** START Listing **
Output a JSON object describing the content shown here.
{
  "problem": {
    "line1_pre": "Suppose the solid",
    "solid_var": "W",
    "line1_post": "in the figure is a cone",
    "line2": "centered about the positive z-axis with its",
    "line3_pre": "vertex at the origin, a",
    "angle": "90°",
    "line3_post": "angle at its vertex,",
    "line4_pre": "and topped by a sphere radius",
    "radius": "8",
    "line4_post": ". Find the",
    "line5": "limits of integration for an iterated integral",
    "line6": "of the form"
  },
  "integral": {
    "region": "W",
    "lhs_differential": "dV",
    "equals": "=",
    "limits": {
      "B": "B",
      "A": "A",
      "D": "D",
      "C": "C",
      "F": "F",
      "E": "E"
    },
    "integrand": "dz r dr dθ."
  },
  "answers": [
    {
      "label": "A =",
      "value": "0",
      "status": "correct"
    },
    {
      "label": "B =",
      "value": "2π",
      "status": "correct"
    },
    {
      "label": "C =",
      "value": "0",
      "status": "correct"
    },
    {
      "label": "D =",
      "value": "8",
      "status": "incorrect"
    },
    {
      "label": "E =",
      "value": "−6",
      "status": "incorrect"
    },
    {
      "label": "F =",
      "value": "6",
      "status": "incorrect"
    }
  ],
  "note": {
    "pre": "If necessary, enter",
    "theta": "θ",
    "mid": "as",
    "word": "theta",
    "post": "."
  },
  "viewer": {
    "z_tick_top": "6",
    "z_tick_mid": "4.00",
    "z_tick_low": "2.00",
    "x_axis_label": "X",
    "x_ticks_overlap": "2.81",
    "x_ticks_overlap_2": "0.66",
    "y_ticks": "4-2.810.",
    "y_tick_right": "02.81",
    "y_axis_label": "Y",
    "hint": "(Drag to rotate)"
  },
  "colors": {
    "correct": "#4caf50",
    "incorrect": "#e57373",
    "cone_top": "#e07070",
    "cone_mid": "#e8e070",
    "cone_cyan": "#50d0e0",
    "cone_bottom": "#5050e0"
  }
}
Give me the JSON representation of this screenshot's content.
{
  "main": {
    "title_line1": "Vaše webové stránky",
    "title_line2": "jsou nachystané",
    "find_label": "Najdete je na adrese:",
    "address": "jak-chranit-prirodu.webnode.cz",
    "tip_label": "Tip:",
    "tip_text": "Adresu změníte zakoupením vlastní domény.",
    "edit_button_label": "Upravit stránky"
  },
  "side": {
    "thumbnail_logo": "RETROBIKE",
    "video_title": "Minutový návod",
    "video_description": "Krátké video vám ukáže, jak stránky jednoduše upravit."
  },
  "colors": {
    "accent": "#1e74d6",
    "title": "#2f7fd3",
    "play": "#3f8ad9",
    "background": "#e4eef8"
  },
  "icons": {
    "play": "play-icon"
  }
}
** END Listing **
Restate the data above word for word.

Output a JSON object describing the content shown here.
{
  "problem": {
    "line1_pre": "Suppose the solid",
    "solid_var": "W",
    "line1_post": "in the figure is a cone",
    "line2": "centered about the positive z-axis with its",
    "line3_pre": "vertex at the origin, a",
    "angle": "90°",
    "line3_post": "angle at its vertex,",
    "line4_pre": "and topped by a sphere radius",
    "radius": "8",
    "line4_post": ". Find the",
    "line5": "limits of integration for an iterated integral",
    "line6": "of the form"
  },
  "integral": {
    "region": "W",
    "lhs_differential": "dV",
    "equals": "=",
    "limits": {
      "B": "B",
      "A": "A",
      "D": "D",
      "C": "C",
      "F": "F",
      "E": "E"
    },
    "integrand": "dz r dr dθ."
  },
  "answers": [
    {
      "label": "A =",
      "value": "0",
      "status": "correct"
    },
    {
      "label": "B =",
      "value": "2π",
      "status": "correct"
    },
    {
      "label": "C =",
      "value": "0",
      "status": "correct"
    },
    {
      "label": "D =",
      "value": "8",
      "status": "incorrect"
    },
    {
      "label": "E =",
      "value": "−6",
      "status": "incorrect"
    },
    {
      "label": "F =",
      "value": "6",
      "status": "incorrect"
    }
  ],
  "note": {
    "pre": "If necessary, enter",
    "theta": "θ",
    "mid": "as",
    "word": "theta",
    "post": "."
  },
  "viewer": {
    "z_tick_top": "6",
    "z_tick_mid": "4.00",
    "z_tick_low": "2.00",
    "x_axis_label": "X",
    "x_ticks_overlap": "2.81",
    "x_ticks_overlap_2": "0.66",
    "y_ticks": "4-2.810.",
    "y_tick_right": "02.81",
    "y_axis_label": "Y",
    "hint": "(Drag to rotate)"
  },
  "colors": {
    "correct": "#4caf50",
    "incorrect": "#e57373",
    "cone_top": "#e07070",
    "cone_mid": "#e8e070",
    "cone_cyan": "#50d0e0",
    "cone_bottom": "#5050e0"
  }
}
Give me the JSON representation of this screenshot's content.
{
  "main": {
    "title_line1": "Vaše webové stránky",
    "title_line2": "jsou nachystané",
    "find_label": "Najdete je na adrese:",
    "address": "jak-chranit-prirodu.webnode.cz",
    "tip_label": "Tip:",
    "tip_text": "Adresu změníte zakoupením vlastní domény.",
    "edit_button_label": "Upravit stránky"
  },
  "side": {
    "thumbnail_logo": "RETROBIKE",
    "video_title": "Minutový návod",
    "video_description": "Krátké video vám ukáže, jak stránky jednoduše upravit."
  },
  "colors": {
    "accent": "#1e74d6",
    "title": "#2f7fd3",
    "play": "#3f8ad9",
    "background": "#e4eef8"
  },
  "icons": {
    "play": "play-icon"
  }
}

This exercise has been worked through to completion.